** What is being asked **
Can you format the lines from the one containing "waveform-bar <box>434 503 439 507</box>" through the one containing "waveform-bar <box>364 327 368 331</box>" as a Markdown table with the columns Row and Line, leaving out any blank lines?

** Data lines **
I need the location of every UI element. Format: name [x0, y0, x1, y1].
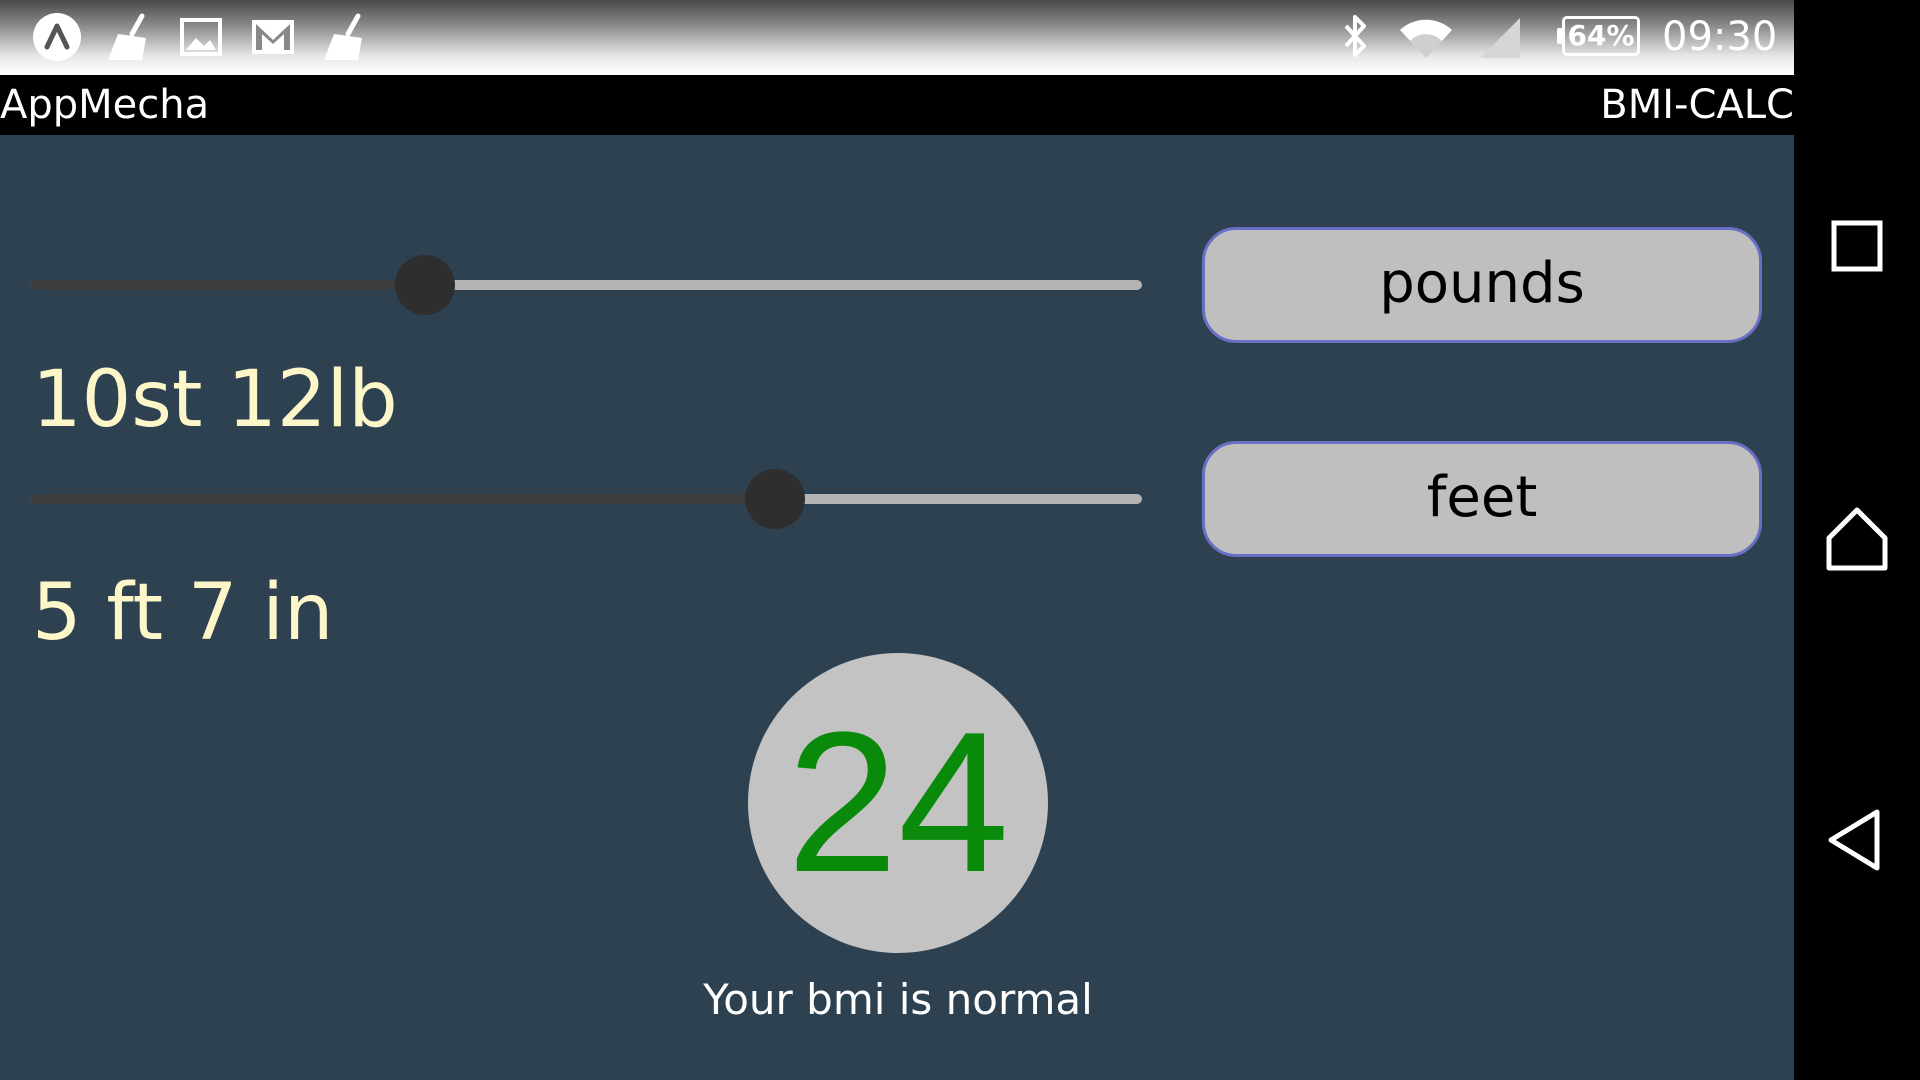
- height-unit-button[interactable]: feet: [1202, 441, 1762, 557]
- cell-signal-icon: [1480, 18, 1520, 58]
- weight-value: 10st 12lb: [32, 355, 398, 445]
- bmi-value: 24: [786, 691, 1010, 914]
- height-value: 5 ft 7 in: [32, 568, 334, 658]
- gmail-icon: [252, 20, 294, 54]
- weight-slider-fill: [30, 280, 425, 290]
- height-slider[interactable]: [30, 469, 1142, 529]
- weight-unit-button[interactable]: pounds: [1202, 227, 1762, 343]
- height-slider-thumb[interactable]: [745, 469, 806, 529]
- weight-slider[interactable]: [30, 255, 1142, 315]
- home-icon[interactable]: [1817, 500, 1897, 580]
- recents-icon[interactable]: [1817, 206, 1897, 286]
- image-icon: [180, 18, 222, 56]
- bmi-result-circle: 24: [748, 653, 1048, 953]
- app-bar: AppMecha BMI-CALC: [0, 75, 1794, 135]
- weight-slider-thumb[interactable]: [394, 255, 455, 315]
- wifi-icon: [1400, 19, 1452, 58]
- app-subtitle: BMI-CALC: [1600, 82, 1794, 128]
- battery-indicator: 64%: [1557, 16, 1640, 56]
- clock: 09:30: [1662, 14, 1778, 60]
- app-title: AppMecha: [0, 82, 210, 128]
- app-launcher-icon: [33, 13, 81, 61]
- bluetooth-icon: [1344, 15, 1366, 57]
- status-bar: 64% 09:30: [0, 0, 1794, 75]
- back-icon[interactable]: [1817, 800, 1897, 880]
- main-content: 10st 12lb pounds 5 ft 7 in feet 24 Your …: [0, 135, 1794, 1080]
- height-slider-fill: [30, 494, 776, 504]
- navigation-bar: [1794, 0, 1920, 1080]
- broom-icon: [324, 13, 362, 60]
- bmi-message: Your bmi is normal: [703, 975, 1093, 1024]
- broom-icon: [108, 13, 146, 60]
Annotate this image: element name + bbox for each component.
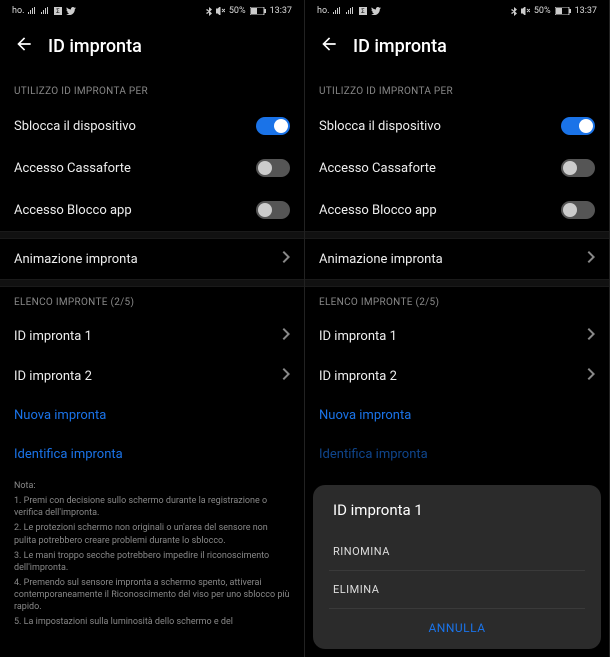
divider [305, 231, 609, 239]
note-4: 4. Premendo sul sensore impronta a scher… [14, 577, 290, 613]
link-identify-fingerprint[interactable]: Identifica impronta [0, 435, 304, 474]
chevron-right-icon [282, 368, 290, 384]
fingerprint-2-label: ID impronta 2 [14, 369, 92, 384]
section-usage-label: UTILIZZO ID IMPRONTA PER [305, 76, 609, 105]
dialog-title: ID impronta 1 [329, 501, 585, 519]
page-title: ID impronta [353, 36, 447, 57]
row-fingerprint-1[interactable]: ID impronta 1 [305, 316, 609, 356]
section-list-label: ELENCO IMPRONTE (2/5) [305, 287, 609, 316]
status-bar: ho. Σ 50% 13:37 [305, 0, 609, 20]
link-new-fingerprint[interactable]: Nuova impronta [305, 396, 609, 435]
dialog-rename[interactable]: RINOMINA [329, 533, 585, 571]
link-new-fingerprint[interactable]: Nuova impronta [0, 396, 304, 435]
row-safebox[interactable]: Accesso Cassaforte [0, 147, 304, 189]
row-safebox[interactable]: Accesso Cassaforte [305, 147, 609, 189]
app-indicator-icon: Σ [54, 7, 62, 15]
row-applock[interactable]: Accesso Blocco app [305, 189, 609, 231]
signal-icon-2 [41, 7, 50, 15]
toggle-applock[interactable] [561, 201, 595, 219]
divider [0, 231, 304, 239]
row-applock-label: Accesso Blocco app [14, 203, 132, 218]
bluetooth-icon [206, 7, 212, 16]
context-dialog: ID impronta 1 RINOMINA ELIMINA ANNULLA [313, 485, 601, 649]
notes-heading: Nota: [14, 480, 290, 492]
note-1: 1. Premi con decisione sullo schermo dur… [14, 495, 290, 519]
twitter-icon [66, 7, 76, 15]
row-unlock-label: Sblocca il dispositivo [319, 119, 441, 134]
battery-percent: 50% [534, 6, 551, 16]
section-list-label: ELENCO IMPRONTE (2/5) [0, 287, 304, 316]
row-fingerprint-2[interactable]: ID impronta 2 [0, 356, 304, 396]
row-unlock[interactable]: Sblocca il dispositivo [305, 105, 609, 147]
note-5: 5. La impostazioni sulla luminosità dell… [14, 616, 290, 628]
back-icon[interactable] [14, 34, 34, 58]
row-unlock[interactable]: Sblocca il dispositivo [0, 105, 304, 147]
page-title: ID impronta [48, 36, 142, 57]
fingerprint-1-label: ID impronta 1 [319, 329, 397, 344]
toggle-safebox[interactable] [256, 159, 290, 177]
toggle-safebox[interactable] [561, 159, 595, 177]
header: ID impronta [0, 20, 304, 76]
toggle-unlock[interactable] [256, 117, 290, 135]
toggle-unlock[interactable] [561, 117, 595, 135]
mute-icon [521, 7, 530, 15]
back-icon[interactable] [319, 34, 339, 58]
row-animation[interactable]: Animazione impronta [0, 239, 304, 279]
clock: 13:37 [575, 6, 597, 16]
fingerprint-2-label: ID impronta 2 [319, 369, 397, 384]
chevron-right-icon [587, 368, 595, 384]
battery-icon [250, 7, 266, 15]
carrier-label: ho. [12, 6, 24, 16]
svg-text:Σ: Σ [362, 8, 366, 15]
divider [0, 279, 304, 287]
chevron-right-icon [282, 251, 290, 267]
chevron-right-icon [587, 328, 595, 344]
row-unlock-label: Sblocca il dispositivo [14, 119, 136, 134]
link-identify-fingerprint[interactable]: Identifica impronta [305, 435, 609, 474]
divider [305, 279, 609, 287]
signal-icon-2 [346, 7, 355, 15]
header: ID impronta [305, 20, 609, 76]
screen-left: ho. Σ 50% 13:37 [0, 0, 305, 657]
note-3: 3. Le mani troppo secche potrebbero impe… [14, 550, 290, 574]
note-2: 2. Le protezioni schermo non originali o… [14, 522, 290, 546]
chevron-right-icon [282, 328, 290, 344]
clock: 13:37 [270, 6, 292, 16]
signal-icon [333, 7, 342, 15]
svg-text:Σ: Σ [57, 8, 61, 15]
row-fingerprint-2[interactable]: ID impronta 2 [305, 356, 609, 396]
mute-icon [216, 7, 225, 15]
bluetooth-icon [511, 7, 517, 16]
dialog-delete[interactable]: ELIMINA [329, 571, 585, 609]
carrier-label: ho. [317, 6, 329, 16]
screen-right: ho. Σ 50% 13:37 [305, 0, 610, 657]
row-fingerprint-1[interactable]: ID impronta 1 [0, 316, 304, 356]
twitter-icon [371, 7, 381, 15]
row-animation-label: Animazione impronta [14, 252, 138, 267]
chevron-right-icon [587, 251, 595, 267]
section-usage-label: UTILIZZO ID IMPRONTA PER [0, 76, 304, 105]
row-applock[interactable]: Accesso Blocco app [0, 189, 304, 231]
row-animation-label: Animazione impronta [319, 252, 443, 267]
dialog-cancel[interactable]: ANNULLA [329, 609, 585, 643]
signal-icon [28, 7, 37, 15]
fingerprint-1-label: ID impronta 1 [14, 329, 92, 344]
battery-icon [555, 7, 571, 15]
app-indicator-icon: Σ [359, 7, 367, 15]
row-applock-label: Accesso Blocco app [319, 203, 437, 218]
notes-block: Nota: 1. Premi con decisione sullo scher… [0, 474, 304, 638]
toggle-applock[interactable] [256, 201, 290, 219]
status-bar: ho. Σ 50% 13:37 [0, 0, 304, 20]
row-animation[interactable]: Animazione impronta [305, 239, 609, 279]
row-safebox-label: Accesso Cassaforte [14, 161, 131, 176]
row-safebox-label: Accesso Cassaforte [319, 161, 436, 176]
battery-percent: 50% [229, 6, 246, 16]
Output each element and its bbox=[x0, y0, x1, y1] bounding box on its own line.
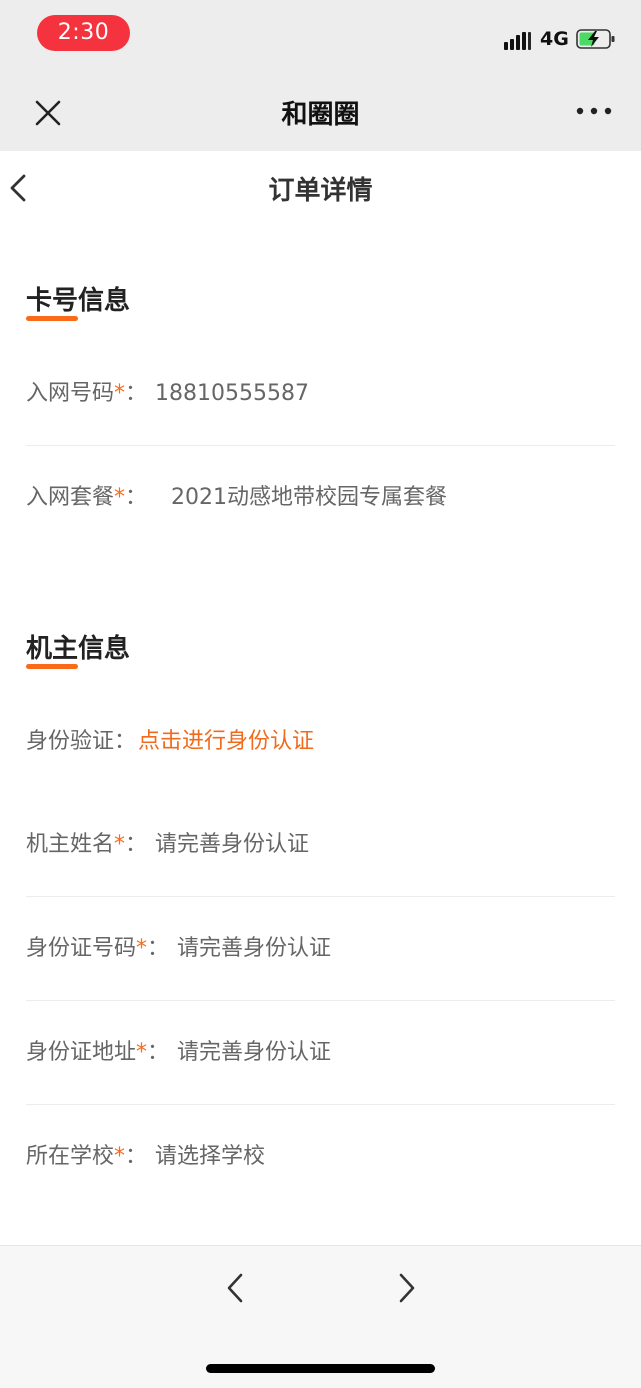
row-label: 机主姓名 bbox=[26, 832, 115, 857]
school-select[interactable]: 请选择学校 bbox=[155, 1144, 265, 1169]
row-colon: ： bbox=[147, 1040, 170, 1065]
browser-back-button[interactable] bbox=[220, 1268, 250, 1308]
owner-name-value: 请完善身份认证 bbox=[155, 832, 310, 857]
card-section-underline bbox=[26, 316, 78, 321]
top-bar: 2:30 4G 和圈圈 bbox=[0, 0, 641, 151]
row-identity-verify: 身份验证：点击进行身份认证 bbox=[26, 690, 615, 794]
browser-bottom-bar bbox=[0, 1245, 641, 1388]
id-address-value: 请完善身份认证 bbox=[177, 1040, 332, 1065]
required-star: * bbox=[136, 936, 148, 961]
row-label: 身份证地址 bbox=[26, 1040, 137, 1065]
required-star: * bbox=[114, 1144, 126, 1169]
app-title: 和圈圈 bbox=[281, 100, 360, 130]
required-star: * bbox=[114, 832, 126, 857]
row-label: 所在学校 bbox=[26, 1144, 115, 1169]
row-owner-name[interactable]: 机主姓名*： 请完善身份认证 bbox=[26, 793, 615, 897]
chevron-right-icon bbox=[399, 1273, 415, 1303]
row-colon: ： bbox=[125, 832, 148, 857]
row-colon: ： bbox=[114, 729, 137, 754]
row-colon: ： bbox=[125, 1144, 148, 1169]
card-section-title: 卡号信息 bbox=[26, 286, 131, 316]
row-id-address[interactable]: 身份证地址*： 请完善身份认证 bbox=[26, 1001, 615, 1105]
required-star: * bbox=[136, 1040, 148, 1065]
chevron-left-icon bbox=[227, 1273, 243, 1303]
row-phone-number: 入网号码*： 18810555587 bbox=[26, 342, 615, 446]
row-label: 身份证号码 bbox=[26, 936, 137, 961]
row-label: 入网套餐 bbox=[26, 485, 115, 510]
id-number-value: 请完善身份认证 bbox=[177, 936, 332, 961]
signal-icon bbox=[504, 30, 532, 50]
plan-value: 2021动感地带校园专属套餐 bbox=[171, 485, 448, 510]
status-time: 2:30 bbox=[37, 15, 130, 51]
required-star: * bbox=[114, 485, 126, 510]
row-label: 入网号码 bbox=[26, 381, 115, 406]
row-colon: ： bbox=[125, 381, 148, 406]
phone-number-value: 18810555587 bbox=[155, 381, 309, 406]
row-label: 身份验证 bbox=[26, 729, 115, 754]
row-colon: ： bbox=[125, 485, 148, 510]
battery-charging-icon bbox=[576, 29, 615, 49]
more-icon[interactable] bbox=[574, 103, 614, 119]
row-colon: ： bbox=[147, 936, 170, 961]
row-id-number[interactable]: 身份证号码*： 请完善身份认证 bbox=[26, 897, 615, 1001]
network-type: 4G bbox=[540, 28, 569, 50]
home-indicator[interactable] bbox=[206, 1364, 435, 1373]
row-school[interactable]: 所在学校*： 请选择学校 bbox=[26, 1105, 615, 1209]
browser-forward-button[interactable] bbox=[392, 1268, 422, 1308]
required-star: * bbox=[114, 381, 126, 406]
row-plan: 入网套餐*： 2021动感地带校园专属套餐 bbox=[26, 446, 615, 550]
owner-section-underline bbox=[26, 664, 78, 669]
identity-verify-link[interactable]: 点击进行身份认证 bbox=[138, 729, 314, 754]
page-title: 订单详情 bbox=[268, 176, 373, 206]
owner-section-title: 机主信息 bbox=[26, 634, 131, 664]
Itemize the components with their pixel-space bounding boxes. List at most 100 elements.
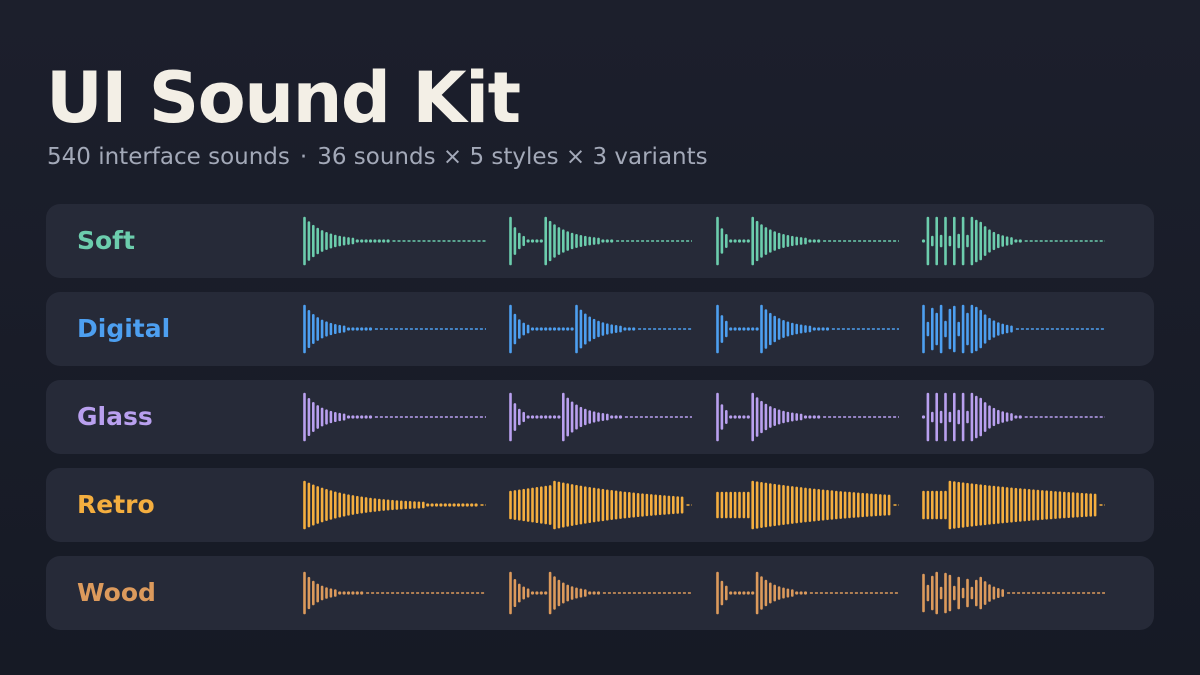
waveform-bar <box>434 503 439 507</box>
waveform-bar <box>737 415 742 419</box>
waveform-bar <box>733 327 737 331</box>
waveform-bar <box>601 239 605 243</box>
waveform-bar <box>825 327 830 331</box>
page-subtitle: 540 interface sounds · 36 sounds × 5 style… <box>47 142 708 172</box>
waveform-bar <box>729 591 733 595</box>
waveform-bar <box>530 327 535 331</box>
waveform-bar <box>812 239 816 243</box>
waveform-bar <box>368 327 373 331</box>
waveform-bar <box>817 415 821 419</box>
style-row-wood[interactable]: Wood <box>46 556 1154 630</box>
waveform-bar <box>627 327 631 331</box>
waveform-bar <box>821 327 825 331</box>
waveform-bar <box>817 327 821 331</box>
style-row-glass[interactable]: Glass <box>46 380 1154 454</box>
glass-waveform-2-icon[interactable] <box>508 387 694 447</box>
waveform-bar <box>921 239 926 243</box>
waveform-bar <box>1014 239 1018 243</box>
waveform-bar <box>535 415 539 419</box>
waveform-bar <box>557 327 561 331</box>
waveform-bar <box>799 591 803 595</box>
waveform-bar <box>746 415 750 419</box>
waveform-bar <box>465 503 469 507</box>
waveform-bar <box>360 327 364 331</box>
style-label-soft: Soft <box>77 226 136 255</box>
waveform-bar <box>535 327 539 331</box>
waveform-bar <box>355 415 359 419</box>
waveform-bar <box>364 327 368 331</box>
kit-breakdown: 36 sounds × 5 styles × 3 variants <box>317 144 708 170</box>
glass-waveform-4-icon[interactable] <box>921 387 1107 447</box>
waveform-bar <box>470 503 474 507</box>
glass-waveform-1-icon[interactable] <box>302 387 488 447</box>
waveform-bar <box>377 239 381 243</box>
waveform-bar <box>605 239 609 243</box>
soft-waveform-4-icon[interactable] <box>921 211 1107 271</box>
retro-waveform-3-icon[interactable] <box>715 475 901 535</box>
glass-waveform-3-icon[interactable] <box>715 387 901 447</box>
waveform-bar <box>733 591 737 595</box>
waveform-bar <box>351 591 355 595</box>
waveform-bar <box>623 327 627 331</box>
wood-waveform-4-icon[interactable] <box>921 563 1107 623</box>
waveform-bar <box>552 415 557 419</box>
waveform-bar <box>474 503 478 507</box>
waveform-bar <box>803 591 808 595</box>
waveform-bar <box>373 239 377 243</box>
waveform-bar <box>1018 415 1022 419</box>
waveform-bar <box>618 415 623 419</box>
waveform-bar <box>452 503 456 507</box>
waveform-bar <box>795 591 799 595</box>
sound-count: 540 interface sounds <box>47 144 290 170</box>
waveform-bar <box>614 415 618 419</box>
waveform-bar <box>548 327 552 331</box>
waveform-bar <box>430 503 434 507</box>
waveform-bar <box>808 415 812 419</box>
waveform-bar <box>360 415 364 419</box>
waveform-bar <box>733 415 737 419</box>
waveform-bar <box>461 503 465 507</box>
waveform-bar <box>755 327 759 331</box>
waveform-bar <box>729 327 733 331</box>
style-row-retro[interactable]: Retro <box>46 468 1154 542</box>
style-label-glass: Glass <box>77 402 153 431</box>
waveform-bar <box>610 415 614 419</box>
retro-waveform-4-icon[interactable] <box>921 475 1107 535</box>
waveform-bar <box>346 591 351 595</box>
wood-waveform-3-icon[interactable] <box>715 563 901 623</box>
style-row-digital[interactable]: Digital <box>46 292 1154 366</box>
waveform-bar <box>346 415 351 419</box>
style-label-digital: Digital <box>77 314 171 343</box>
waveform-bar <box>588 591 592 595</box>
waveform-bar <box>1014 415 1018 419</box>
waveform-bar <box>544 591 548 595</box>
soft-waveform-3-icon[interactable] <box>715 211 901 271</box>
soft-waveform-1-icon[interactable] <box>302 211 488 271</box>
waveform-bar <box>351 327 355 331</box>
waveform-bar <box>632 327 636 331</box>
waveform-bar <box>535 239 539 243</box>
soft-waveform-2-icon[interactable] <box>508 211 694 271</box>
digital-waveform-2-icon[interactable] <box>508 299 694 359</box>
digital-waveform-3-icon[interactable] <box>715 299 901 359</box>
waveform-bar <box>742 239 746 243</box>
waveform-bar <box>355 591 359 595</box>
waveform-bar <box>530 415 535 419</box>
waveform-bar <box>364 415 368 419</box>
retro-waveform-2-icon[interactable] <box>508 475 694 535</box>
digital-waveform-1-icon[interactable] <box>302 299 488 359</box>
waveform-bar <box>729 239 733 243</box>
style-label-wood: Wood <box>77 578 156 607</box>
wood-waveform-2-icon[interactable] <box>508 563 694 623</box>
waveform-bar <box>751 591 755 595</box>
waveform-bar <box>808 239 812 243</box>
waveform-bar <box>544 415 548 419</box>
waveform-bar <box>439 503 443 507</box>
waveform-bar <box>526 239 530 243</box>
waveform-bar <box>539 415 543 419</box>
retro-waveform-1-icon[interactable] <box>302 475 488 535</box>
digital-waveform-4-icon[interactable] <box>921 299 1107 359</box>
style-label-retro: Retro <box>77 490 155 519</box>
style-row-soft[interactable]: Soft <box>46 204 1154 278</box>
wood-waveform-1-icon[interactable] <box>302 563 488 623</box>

** Written reply **
| Row | Line |
|---|---|
| 1 | waveform-bar <box>434 503 439 507</box> |
| 2 | waveform-bar <box>737 415 742 419</box> |
| 3 | waveform-bar <box>733 327 737 331</box> |
| 4 | waveform-bar <box>601 239 605 243</box> |
| 5 | waveform-bar <box>825 327 830 331</box> |
| 6 | page-subtitle: 540 interface sounds · 36 sounds × 5 style… <box>47 142 708 172</box> |
| 7 | waveform-bar <box>729 591 733 595</box> |
| 8 | waveform-bar <box>530 327 535 331</box> |
| 9 | waveform-bar <box>812 239 816 243</box> |
| 10 | waveform-bar <box>368 327 373 331</box> |
| 11 | waveform-bar <box>817 415 821 419</box> |
| 12 | style-row-wood[interactable]: Wood <box>46 556 1154 630</box> |
| 13 | waveform-bar <box>627 327 631 331</box> |
| 14 | waveform-bar <box>821 327 825 331</box> |
| 15 | waveform-bar <box>817 327 821 331</box> |
| 16 | style-row-glass[interactable]: Glass <box>46 380 1154 454</box> |
| 17 | glass-waveform-2-icon[interactable] <box>508 387 694 447</box> |
| 18 | waveform-bar <box>921 239 926 243</box> |
| 19 | waveform-bar <box>1014 239 1018 243</box> |
| 20 | waveform-bar <box>535 415 539 419</box> |
| 21 | waveform-bar <box>557 327 561 331</box> |
| 22 | waveform-bar <box>799 591 803 595</box> |
| 23 | waveform-bar <box>746 415 750 419</box> |
| 24 | waveform-bar <box>465 503 469 507</box> |
| 25 | waveform-bar <box>360 327 364 331</box> |
| 26 | style-label-soft: Soft <box>77 226 136 255</box> |
| 27 | waveform-bar <box>535 327 539 331</box> |
| 28 | waveform-bar <box>355 415 359 419</box> |
| 29 | waveform-bar <box>364 327 368 331</box> |